- **INSTRUCTIONS**:
A. In the article on Zyxel's firewall vulnerabilities, what CVSS score is given for CVE-2023-33009?
B. Pick up the article on Zyxel's firewall vulnerabilities after its final sentence and carry it forward.

- **PAGE TEXT**:
((
May 30, 2023

Zyxel Patches Critical Buffer-Overflow Vulnerabilities Affecting Firewall Devices

Zyxel has released a security advisory addressing two critical buffer-overflow vulnerabilities affecting firewall devices. The vulnerabilities are caused by buffer copy without checking size of input, which might result in remote code execution (RCE).

The Critical Vulnerabilities

• CVE-2023-33009 (CVSS:9.8 – critical) – An unauthenticated threat actor could exploit the vulnerability in the notification function in some firewall versions to create denial-of-service (DoS) conditions and even remote code execution (RCE) on an affected device.
))
- **DATA FOR ANALYSIS**:
((
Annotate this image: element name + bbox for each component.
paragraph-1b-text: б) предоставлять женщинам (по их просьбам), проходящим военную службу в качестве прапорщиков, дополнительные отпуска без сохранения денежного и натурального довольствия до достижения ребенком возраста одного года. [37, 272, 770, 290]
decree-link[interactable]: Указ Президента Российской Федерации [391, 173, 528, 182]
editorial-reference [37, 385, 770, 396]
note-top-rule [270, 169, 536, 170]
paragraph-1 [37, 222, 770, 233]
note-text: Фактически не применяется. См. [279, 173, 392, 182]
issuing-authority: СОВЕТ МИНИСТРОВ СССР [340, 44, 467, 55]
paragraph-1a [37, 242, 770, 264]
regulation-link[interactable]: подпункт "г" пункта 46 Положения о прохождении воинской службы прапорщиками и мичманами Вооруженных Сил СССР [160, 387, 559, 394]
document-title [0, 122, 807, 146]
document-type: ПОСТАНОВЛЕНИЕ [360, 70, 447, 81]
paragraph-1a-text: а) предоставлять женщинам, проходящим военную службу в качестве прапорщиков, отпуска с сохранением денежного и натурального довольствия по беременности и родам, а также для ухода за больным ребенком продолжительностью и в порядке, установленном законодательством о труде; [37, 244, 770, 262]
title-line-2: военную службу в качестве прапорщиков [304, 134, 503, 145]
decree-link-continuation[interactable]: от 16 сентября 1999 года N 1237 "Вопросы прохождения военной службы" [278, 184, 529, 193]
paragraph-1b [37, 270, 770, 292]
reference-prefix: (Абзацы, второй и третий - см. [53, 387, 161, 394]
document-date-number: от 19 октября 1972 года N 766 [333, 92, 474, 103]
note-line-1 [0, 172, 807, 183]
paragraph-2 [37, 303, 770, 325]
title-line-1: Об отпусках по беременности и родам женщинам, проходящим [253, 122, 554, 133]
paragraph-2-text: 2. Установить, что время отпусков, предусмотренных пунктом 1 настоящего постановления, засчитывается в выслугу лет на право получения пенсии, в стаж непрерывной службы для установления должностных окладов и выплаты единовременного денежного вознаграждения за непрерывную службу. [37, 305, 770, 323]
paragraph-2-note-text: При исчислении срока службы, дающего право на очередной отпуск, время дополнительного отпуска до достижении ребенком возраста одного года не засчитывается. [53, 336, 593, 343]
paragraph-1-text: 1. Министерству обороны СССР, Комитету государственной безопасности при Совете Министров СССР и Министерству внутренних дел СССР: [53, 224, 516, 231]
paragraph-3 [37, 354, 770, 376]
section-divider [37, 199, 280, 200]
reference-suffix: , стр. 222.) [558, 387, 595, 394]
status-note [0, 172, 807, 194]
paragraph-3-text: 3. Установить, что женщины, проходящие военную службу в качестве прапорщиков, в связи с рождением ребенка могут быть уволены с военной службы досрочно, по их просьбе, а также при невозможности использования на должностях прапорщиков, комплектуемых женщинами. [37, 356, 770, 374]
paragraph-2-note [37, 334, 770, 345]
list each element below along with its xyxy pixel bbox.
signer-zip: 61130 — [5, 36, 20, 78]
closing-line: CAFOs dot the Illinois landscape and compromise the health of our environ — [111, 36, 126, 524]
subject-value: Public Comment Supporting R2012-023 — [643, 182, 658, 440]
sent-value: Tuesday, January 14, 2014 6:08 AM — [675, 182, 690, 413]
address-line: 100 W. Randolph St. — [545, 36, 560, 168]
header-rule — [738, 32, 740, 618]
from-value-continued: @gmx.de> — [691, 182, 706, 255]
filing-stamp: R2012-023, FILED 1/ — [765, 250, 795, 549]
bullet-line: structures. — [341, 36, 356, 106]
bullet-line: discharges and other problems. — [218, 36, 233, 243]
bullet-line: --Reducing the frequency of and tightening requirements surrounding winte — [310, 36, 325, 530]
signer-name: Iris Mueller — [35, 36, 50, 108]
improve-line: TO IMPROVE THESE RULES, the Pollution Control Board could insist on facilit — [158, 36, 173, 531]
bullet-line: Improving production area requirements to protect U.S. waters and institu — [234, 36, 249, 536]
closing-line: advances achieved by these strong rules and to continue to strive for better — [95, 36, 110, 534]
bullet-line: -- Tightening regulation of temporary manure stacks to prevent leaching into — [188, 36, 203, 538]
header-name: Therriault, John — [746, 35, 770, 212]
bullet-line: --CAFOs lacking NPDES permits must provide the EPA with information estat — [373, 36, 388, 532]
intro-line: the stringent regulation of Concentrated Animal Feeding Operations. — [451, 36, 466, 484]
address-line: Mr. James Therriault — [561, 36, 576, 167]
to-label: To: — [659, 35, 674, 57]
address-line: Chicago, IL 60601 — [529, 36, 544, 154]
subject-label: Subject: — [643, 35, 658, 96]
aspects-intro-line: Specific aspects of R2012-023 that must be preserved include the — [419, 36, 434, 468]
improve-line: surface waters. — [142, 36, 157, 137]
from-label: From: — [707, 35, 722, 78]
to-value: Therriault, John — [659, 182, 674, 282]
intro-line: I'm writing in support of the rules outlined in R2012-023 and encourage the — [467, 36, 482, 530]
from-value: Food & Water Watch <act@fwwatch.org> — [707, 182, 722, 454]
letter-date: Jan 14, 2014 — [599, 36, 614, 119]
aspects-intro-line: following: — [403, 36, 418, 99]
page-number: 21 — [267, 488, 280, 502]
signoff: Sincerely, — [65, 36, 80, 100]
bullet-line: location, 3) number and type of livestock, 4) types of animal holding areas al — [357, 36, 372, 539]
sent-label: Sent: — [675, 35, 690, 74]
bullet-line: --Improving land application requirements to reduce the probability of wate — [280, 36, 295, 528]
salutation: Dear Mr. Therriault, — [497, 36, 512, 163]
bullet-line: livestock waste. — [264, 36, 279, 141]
))
- **PER-TASK ANSWERS**:
A. 9.8 (critical)

B.
• CVE-2023-33010 (CVSS:9.8 – critical) – An unauthenticated threat actor could exploit the vulnerability in the ID processing function in some firewall versions to create denial-of-service (DoS) conditions and even remote code execution (RCE) on an affected device.

Vulnerable Products

• ATP versions ZLD V4.32 to V5.36.
• USG FLEX versions ZLD V4.50 to V5.36.
• VPN versions ZLD V4.30 to V5.36.
• USG FLEX50(W) / USG20(W)-VPN ZLD V4.25 to V5.36.
• ZyWALL/USG versions ZLD V4.25 to V4.73.

Mitigation

CYREBRO recommends to update all affected products to the latest firmware versions.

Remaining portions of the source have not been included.